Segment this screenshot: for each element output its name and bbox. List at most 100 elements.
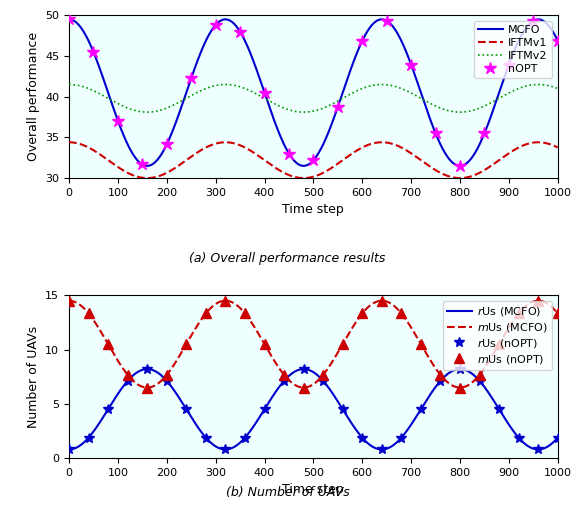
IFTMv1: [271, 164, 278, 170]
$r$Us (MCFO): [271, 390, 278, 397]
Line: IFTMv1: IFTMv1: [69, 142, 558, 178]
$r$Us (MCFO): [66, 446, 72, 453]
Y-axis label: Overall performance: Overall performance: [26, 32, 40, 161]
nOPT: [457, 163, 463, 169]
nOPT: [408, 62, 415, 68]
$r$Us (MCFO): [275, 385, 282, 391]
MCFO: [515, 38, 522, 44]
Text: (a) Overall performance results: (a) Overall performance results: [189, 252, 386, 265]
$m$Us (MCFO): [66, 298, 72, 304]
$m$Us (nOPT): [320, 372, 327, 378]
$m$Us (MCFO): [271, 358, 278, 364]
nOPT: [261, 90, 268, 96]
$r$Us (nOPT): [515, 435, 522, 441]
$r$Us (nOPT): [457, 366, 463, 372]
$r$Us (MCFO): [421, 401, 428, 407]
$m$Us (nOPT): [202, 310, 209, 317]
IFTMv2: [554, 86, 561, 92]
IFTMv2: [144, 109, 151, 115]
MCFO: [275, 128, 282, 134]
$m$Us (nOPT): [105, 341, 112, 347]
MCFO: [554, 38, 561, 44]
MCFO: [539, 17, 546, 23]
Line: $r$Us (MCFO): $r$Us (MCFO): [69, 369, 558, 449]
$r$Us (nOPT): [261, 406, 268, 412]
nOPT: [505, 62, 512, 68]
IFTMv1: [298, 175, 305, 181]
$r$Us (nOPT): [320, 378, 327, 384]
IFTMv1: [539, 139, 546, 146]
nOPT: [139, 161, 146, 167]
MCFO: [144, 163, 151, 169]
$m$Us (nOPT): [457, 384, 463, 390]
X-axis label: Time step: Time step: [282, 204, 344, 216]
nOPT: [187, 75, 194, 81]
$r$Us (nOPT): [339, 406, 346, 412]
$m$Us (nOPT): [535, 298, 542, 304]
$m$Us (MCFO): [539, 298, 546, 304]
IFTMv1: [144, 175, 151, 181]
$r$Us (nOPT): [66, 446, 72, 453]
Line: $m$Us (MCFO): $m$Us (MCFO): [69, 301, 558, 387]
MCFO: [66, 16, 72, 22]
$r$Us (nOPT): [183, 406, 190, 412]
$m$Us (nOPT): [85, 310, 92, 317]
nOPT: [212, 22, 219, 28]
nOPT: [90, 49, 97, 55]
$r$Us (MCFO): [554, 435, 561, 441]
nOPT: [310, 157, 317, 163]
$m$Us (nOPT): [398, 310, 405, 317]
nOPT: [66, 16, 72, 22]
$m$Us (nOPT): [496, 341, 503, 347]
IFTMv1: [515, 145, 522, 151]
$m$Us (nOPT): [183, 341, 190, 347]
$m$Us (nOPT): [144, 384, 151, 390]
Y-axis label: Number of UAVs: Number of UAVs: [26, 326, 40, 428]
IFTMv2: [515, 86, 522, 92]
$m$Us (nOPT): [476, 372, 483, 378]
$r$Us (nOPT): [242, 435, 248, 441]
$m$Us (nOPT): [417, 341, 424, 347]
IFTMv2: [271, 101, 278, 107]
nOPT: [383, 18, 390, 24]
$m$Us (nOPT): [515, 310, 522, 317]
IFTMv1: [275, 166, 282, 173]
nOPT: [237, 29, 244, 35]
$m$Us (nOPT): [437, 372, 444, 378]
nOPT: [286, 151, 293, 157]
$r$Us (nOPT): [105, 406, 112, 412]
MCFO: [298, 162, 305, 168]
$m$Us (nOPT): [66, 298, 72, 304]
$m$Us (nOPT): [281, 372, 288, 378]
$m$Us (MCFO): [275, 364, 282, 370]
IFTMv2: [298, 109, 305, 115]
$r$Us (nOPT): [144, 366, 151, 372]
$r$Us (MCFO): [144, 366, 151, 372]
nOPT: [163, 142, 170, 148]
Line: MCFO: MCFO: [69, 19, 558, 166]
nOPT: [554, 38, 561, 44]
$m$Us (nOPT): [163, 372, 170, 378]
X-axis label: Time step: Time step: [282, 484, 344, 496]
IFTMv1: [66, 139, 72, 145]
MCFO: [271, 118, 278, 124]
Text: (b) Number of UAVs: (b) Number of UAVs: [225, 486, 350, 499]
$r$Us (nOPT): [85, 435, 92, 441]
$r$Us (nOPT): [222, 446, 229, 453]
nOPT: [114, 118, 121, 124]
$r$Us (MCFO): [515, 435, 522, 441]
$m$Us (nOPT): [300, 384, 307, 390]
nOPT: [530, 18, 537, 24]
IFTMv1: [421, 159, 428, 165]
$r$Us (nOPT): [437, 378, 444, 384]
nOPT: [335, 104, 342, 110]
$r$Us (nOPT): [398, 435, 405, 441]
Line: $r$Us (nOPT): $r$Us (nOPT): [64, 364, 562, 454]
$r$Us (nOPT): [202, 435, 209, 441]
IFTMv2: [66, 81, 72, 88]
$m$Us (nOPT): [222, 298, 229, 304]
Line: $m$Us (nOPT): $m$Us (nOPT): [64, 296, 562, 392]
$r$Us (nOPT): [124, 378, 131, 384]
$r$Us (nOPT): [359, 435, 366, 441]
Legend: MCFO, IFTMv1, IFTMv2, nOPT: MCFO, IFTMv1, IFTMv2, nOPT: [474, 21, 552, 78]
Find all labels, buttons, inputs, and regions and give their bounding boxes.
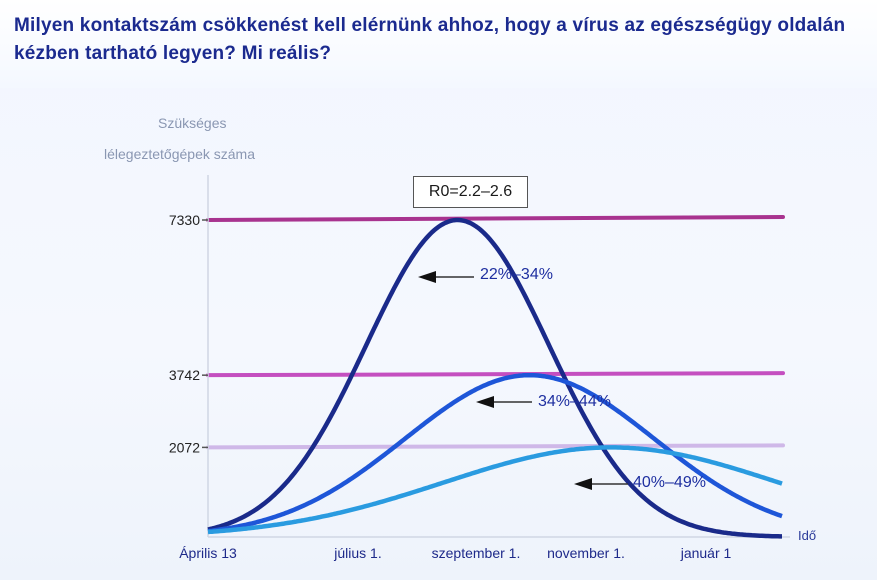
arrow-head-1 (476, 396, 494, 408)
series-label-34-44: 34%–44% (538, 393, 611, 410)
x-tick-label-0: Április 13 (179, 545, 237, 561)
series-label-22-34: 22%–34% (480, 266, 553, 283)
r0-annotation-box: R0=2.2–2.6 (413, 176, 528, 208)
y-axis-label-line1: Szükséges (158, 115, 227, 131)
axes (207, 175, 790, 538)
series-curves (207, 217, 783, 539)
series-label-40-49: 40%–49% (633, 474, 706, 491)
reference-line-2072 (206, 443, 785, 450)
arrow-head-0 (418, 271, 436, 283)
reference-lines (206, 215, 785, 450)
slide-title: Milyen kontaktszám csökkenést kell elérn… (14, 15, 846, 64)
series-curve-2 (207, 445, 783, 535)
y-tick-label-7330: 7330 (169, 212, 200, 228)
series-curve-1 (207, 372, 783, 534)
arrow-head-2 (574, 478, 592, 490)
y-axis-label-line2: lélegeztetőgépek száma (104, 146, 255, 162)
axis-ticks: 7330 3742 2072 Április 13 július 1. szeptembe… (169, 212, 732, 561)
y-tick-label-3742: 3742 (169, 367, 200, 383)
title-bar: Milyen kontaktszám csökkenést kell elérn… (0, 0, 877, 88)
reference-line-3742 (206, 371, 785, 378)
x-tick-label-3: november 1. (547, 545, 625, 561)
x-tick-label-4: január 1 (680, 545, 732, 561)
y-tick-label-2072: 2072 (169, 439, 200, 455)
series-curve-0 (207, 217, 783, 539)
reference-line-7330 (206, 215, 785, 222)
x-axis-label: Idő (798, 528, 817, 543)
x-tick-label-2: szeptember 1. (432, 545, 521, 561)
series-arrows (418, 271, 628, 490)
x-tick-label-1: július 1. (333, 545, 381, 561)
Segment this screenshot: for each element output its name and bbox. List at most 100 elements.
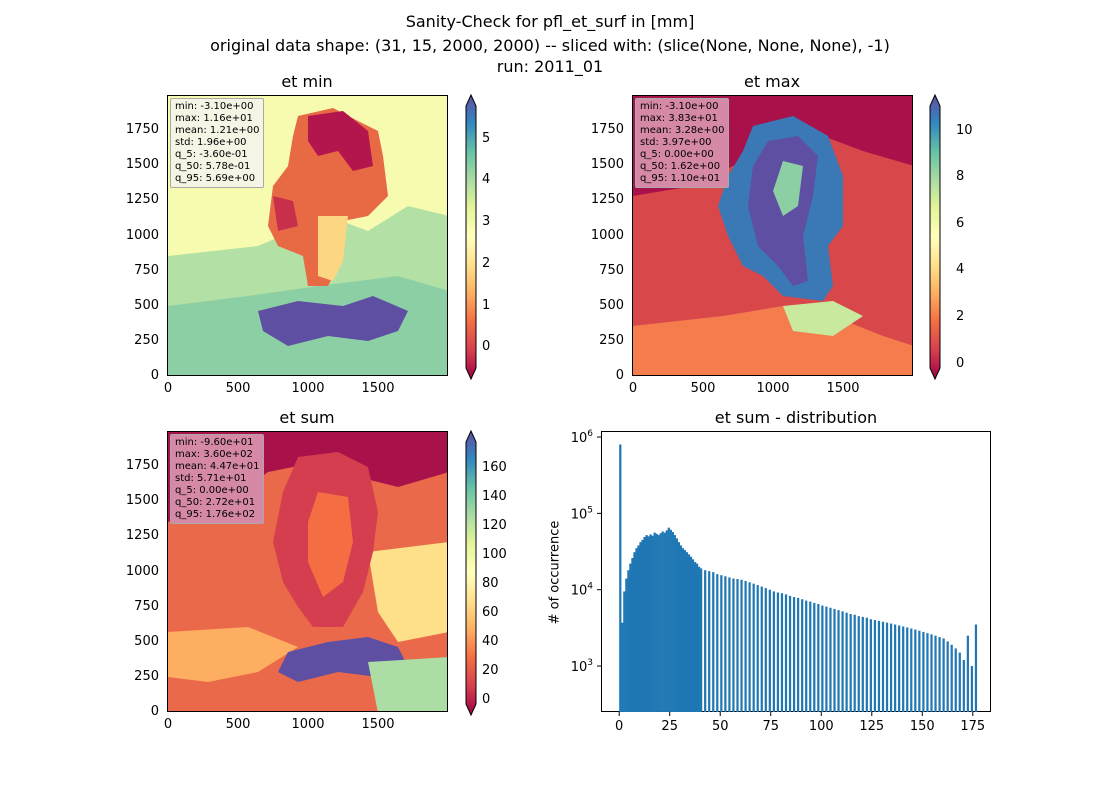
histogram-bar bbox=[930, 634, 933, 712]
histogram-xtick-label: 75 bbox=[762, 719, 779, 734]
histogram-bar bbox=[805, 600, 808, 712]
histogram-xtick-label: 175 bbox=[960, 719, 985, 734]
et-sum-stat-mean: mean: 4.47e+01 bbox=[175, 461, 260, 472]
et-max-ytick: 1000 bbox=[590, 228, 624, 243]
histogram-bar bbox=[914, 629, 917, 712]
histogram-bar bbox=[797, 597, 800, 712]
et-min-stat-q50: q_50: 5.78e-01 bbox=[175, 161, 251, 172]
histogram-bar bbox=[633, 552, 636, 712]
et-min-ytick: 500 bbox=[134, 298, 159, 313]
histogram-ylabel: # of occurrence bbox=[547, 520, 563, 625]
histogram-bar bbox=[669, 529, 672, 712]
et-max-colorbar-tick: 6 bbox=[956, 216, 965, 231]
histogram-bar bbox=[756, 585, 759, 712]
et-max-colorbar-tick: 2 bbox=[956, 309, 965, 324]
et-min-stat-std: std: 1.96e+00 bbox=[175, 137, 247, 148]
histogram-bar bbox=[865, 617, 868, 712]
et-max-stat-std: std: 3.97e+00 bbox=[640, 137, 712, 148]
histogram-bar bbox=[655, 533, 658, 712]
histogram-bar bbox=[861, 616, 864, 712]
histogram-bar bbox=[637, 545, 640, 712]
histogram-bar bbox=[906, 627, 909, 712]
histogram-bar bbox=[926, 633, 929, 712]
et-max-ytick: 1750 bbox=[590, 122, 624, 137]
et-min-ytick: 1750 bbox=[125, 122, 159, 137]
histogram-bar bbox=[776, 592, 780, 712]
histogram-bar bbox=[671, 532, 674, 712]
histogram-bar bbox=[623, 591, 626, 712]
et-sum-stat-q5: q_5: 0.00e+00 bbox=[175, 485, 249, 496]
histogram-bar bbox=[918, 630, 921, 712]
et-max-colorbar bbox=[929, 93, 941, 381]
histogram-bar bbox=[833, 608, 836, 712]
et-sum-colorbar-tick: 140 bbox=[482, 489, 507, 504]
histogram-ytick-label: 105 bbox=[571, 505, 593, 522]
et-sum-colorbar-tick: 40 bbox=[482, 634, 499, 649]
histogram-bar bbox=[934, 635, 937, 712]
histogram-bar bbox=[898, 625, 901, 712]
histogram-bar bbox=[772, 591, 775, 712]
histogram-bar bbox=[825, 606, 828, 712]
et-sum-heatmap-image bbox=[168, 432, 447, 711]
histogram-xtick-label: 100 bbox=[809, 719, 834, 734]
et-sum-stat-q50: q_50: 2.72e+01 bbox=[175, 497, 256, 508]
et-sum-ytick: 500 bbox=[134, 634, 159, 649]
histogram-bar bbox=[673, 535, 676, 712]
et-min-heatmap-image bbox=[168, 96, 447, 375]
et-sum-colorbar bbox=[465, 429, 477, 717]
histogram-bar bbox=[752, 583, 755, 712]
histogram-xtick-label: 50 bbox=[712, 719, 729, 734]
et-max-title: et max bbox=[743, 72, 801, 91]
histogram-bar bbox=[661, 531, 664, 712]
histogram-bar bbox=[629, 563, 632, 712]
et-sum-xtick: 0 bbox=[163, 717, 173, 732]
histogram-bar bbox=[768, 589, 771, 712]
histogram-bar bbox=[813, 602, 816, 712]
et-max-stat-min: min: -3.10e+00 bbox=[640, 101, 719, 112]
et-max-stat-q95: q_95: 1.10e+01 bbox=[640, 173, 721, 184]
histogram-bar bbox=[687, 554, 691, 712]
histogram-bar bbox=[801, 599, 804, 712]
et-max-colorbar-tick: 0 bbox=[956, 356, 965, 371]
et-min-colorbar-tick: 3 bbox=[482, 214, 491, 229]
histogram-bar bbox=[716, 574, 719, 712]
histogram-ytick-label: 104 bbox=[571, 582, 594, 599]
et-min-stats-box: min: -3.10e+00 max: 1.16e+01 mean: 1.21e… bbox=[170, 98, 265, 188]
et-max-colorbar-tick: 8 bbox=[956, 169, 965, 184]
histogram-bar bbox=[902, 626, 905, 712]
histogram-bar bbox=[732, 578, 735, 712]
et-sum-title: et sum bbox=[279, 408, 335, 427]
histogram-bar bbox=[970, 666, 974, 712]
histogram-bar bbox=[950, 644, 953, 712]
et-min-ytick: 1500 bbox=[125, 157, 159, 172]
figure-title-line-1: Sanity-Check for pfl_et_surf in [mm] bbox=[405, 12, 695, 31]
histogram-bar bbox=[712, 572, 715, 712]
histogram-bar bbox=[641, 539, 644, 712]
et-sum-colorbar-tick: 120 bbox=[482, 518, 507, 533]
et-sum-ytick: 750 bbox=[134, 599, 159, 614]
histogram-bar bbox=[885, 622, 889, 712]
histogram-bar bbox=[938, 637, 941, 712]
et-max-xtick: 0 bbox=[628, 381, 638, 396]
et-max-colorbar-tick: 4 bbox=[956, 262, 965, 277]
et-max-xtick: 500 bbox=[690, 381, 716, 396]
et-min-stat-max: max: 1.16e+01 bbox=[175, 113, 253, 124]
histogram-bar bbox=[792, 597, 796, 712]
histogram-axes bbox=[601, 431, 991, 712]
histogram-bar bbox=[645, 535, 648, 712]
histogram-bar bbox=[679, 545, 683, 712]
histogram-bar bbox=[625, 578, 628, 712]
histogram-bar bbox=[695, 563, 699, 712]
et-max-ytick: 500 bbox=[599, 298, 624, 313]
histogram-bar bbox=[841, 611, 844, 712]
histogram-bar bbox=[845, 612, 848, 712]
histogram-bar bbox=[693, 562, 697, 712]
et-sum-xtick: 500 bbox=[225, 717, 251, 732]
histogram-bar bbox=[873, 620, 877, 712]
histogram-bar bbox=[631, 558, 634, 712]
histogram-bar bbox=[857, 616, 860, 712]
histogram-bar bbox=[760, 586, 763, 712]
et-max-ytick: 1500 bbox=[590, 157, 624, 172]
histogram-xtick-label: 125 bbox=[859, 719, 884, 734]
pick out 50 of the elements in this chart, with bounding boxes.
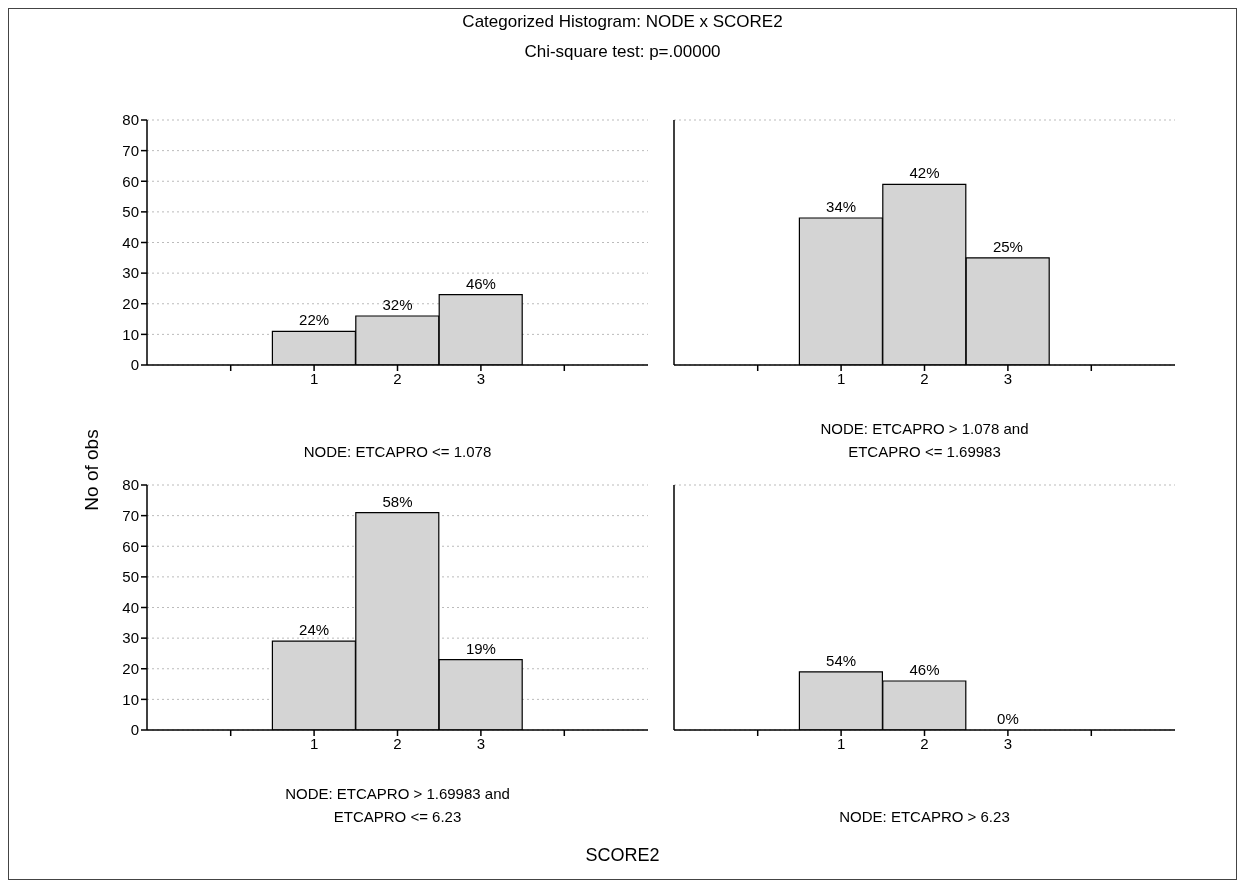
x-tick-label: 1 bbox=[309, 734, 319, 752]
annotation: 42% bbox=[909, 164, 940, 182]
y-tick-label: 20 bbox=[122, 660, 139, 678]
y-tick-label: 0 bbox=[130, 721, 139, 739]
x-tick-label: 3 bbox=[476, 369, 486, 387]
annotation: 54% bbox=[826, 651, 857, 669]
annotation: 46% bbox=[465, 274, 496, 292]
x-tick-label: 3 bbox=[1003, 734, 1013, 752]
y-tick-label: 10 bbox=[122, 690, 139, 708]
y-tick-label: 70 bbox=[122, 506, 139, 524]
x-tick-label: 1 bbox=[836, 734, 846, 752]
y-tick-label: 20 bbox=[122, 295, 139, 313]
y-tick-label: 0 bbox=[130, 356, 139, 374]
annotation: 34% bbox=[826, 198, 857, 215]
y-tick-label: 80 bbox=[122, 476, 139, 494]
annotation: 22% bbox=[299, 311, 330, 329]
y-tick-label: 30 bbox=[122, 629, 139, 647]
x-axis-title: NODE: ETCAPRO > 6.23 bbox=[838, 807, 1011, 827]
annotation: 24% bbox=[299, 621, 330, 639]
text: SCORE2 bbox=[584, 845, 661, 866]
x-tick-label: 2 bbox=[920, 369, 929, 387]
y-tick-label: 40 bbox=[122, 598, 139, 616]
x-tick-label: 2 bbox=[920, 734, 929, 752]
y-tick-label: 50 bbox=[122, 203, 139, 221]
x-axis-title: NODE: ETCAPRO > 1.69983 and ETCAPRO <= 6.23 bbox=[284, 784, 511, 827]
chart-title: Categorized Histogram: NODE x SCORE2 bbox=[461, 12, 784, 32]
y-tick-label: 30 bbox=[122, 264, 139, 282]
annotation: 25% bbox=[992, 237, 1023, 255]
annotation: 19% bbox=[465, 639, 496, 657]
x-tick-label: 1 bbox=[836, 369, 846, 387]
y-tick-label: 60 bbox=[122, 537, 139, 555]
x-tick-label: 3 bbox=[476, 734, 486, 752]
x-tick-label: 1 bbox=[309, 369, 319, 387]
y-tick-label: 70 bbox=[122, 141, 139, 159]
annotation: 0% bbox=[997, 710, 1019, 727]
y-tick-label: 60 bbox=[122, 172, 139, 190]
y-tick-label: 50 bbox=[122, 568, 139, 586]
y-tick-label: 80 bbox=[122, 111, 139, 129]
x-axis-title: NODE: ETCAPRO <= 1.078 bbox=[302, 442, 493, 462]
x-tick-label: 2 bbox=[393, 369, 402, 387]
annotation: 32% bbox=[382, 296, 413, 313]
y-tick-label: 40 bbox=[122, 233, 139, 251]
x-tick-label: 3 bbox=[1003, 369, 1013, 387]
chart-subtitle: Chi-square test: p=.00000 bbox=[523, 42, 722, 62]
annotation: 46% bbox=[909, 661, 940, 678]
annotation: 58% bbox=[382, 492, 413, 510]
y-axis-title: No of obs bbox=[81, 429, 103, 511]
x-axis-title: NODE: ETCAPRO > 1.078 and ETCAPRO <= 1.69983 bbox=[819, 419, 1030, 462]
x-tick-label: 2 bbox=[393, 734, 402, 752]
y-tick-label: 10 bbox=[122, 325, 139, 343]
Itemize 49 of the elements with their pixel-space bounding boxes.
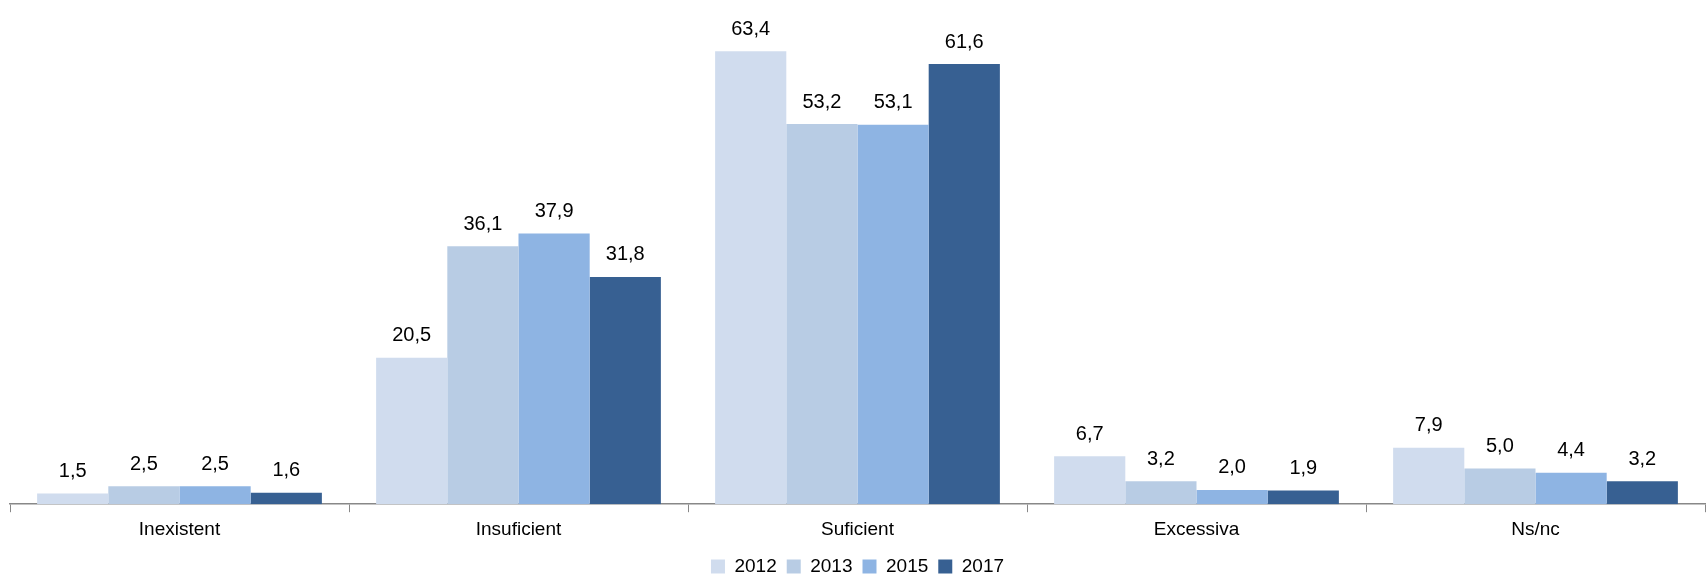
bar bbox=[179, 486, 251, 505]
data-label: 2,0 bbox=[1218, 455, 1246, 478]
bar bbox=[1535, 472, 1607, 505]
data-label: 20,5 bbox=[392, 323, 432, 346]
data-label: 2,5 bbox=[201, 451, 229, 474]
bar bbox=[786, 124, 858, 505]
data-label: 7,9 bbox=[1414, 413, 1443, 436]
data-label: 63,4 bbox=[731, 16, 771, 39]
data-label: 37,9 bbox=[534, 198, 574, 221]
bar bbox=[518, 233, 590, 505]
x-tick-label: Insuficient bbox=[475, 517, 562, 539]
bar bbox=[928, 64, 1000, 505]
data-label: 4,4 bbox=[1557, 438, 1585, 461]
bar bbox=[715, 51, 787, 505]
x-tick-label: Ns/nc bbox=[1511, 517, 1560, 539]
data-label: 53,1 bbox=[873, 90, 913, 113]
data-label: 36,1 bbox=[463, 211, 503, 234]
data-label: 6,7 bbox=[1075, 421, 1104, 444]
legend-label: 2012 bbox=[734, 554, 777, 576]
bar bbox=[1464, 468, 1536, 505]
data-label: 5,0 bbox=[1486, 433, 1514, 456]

Your goal
Reproduce the data verbatim, from the line with "IFTMv1: [271, 164, 278, 170]" up to and including the line with "378, 327, 384]".

Solution to the problem
IFTMv1: [271, 164, 278, 170]
$r$Us (MCFO): [271, 390, 278, 397]
Line: IFTMv1: IFTMv1: [69, 142, 558, 178]
$r$Us (MCFO): [66, 446, 72, 453]
Y-axis label: Overall performance: Overall performance: [26, 32, 40, 161]
nOPT: [457, 163, 463, 169]
nOPT: [408, 62, 415, 68]
$r$Us (MCFO): [275, 385, 282, 391]
MCFO: [515, 38, 522, 44]
Text: (a) Overall performance results: (a) Overall performance results: [189, 252, 386, 265]
$m$Us (MCFO): [66, 298, 72, 304]
$m$Us (nOPT): [320, 372, 327, 378]
$m$Us (MCFO): [271, 358, 278, 364]
nOPT: [261, 90, 268, 96]
$r$Us (nOPT): [515, 435, 522, 441]
$r$Us (nOPT): [457, 366, 463, 372]
$r$Us (MCFO): [421, 401, 428, 407]
$m$Us (nOPT): [202, 310, 209, 317]
IFTMv2: [554, 86, 561, 92]
IFTMv2: [144, 109, 151, 115]
MCFO: [275, 128, 282, 134]
$m$Us (nOPT): [105, 341, 112, 347]
MCFO: [554, 38, 561, 44]
MCFO: [539, 17, 546, 23]
Line: $r$Us (MCFO): $r$Us (MCFO): [69, 369, 558, 449]
$r$Us (nOPT): [261, 406, 268, 412]
nOPT: [505, 62, 512, 68]
IFTMv1: [298, 175, 305, 181]
$r$Us (nOPT): [320, 378, 327, 384]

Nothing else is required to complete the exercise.